MATERIAL FOR THIS EXERCISE:
⟨
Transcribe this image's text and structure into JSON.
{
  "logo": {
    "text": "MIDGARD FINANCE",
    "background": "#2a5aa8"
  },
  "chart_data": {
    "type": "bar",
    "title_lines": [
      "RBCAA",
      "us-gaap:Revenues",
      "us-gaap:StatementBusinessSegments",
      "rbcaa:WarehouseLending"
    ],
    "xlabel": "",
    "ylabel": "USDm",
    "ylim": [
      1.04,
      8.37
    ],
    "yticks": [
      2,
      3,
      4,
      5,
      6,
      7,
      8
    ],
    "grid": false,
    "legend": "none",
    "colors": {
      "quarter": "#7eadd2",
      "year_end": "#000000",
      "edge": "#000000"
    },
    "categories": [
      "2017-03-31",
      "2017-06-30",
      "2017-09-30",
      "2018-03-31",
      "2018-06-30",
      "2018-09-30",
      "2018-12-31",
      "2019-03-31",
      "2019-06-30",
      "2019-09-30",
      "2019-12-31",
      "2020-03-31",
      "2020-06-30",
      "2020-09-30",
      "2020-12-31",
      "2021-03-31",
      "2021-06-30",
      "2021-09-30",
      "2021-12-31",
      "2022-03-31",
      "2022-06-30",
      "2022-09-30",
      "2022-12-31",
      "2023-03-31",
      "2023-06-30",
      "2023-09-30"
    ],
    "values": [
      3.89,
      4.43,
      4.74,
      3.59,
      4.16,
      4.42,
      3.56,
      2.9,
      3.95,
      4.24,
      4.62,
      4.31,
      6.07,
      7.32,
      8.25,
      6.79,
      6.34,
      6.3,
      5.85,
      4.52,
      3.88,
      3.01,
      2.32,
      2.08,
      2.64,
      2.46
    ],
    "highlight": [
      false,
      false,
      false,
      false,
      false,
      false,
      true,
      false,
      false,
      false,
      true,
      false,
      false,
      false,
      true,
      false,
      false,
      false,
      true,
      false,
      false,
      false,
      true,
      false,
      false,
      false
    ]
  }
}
⟩
GIVEN PROBLEM:
Reproduce each line of the material above precisely.

SOLUTION FOR THIS TASK:
Transcribe this image's text and structure into JSON.
{
  "logo": {
    "text": "MIDGARD FINANCE",
    "background": "#2a5aa8"
  },
  "chart_data": {
    "type": "bar",
    "title_lines": [
      "RBCAA",
      "us-gaap:Revenues",
      "us-gaap:StatementBusinessSegments",
      "rbcaa:WarehouseLending"
    ],
    "xlabel": "",
    "ylabel": "USDm",
    "ylim": [
      1.04,
      8.37
    ],
    "yticks": [
      2,
      3,
      4,
      5,
      6,
      7,
      8
    ],
    "grid": false,
    "legend": "none",
    "colors": {
      "quarter": "#7eadd2",
      "year_end": "#000000",
      "edge": "#000000"
    },
    "categories": [
      "2017-03-31",
      "2017-06-30",
      "2017-09-30",
      "2018-03-31",
      "2018-06-30",
      "2018-09-30",
      "2018-12-31",
      "2019-03-31",
      "2019-06-30",
      "2019-09-30",
      "2019-12-31",
      "2020-03-31",
      "2020-06-30",
      "2020-09-30",
      "2020-12-31",
      "2021-03-31",
      "2021-06-30",
      "2021-09-30",
      "2021-12-31",
      "2022-03-31",
      "2022-06-30",
      "2022-09-30",
      "2022-12-31",
      "2023-03-31",
      "2023-06-30",
      "2023-09-30"
    ],
    "values": [
      3.89,
      4.43,
      4.74,
      3.59,
      4.16,
      4.42,
      3.56,
      2.9,
      3.95,
      4.24,
      4.62,
      4.31,
      6.07,
      7.32,
      8.25,
      6.79,
      6.34,
      6.3,
      5.85,
      4.52,
      3.88,
      3.01,
      2.32,
      2.08,
      2.64,
      2.46
    ],
    "highlight": [
      false,
      false,
      false,
      false,
      false,
      false,
      true,
      false,
      false,
      false,
      true,
      false,
      false,
      false,
      true,
      false,
      false,
      false,
      true,
      false,
      false,
      false,
      true,
      false,
      false,
      false
    ]
  }
}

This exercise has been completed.